*Problem to solve*: Report how many lines of the data below contain the string "band". Give only the number.

--- START Record excerpts ---

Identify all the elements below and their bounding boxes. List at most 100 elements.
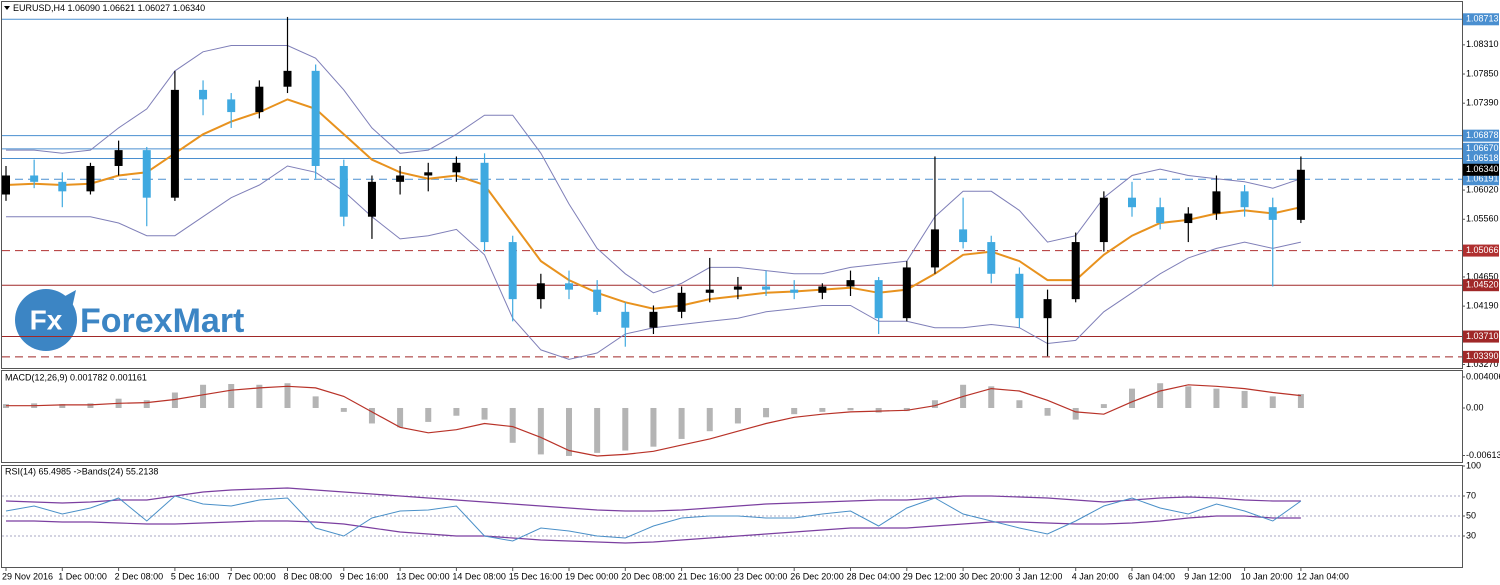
x-tick-label: 20 Dec 08:00 <box>621 571 675 581</box>
candle-body <box>1184 213 1193 224</box>
y-tick-label: 1.04190 <box>1466 300 1499 310</box>
rsi-line <box>5 495 1302 542</box>
candle-body <box>593 289 602 312</box>
candle-body <box>396 175 405 182</box>
histogram-bar <box>1297 394 1304 408</box>
histogram-bar <box>256 384 263 408</box>
candle-body <box>1128 197 1136 208</box>
candle-body <box>733 286 742 290</box>
x-tick-label: 14 Dec 08:00 <box>452 571 506 581</box>
histogram-bar <box>453 407 460 416</box>
candle-body <box>987 242 996 274</box>
x-tick-label: 26 Dec 20:00 <box>790 571 844 581</box>
level-label: 1.05066 <box>1466 245 1499 255</box>
histogram-bar <box>1100 404 1107 408</box>
level-tag <box>1463 173 1499 186</box>
level-tag <box>1463 13 1499 26</box>
logo-text: ForexMart <box>80 302 244 340</box>
candle-body <box>1043 299 1052 319</box>
candle-body <box>846 280 855 287</box>
candle-body <box>1212 191 1221 214</box>
y-tick-label: 1.03270 <box>1466 359 1499 369</box>
histogram-bar <box>200 384 207 408</box>
histogram-bar <box>312 396 319 408</box>
candle-body <box>1156 207 1165 224</box>
level-label: 1.06878 <box>1466 130 1499 140</box>
histogram-bar <box>734 407 741 424</box>
x-tick-label: 12 Jan 04:00 <box>1297 571 1349 581</box>
x-tick-label: 28 Dec 04:00 <box>847 571 901 581</box>
x-tick-label: 8 Dec 08:00 <box>284 571 333 581</box>
histogram-bar <box>931 400 938 408</box>
level-label: 1.04520 <box>1466 280 1499 290</box>
y-tick-label: 1.05560 <box>1466 214 1499 224</box>
candle-body <box>1099 197 1108 243</box>
y-tick-label: 30 <box>1466 530 1476 540</box>
macd-panel <box>1 370 1463 463</box>
histogram-bar <box>509 407 516 443</box>
histogram-bar <box>143 400 150 408</box>
candle-body <box>565 283 573 290</box>
histogram-bar <box>622 407 629 451</box>
histogram-bar <box>903 407 910 412</box>
watermark: Fx ForexMart <box>15 289 244 351</box>
candle-body <box>424 172 433 176</box>
price-tag <box>1463 163 1499 176</box>
candle-body <box>536 283 545 300</box>
histogram-bar <box>59 404 66 408</box>
chart-title: EURUSD,H4 1.06090 1.06621 1.06027 1.0634… <box>13 3 205 13</box>
level-label: 1.06670 <box>1466 143 1499 153</box>
histogram-bar <box>397 407 404 428</box>
histogram-bar <box>425 407 432 422</box>
x-tick-label: 4 Jan 20:00 <box>1072 571 1119 581</box>
x-tick-label: 5 Dec 16:00 <box>171 571 220 581</box>
x-tick-label: 2 Dec 08:00 <box>115 571 164 581</box>
x-tick-label: 19 Dec 00:00 <box>565 571 619 581</box>
y-tick-label: 1.07850 <box>1466 68 1499 78</box>
candle-body <box>705 289 714 293</box>
level-label: 1.08713 <box>1466 14 1499 24</box>
macd-title: MACD(12,26,9) 0.001782 0.001161 <box>5 372 147 382</box>
candle-body <box>199 89 208 100</box>
x-tick-label: 9 Dec 16:00 <box>340 571 389 581</box>
y-tick-label: 0.00 <box>1466 402 1484 412</box>
y-tick-label: 100 <box>1466 460 1481 470</box>
y-tick-label: 1.04650 <box>1466 271 1499 281</box>
x-tick-label: 29 Dec 12:00 <box>903 571 957 581</box>
x-tick-label: 30 Dec 20:00 <box>959 571 1013 581</box>
candle-body <box>1268 207 1277 220</box>
band-upper <box>5 487 1301 512</box>
current-price: 1.06340 <box>1466 164 1499 174</box>
x-tick-label: 23 Dec 00:00 <box>734 571 788 581</box>
histogram-bar <box>594 407 601 453</box>
y-tick-label: 70 <box>1466 490 1476 500</box>
level-label: 1.06191 <box>1466 174 1499 184</box>
histogram-bar <box>875 407 882 413</box>
candle-body <box>677 292 686 312</box>
histogram-bar <box>650 407 657 447</box>
histogram-bar <box>678 407 685 439</box>
candle-body <box>142 150 151 198</box>
band-upper <box>6 45 1302 294</box>
y-tick-label: 50 <box>1466 510 1476 520</box>
level-tag <box>1463 142 1499 155</box>
candle-body <box>114 150 123 166</box>
histogram-bar <box>1241 390 1248 408</box>
candle-body <box>30 175 39 182</box>
candle-body <box>86 165 95 192</box>
x-tick-label: 21 Dec 16:00 <box>678 571 732 581</box>
y-tick-label: 1.07390 <box>1466 98 1499 108</box>
y-tick-label: -0.006139 <box>1466 450 1500 460</box>
candle-body <box>1296 169 1305 220</box>
logo-circle <box>15 289 77 351</box>
candle-body <box>621 311 630 328</box>
candle-body <box>311 70 320 166</box>
x-tick-label: 9 Jan 12:00 <box>1184 571 1231 581</box>
x-tick-label: 10 Jan 20:00 <box>1241 571 1293 581</box>
x-tick-label: 1 Dec 00:00 <box>58 571 107 581</box>
histogram-bar <box>1157 383 1164 408</box>
histogram-bar <box>1269 396 1276 408</box>
candle-body <box>874 280 883 319</box>
histogram-bar <box>481 407 488 420</box>
histogram-bar <box>171 392 178 408</box>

--- END Record excerpts ---

*Task result*: 2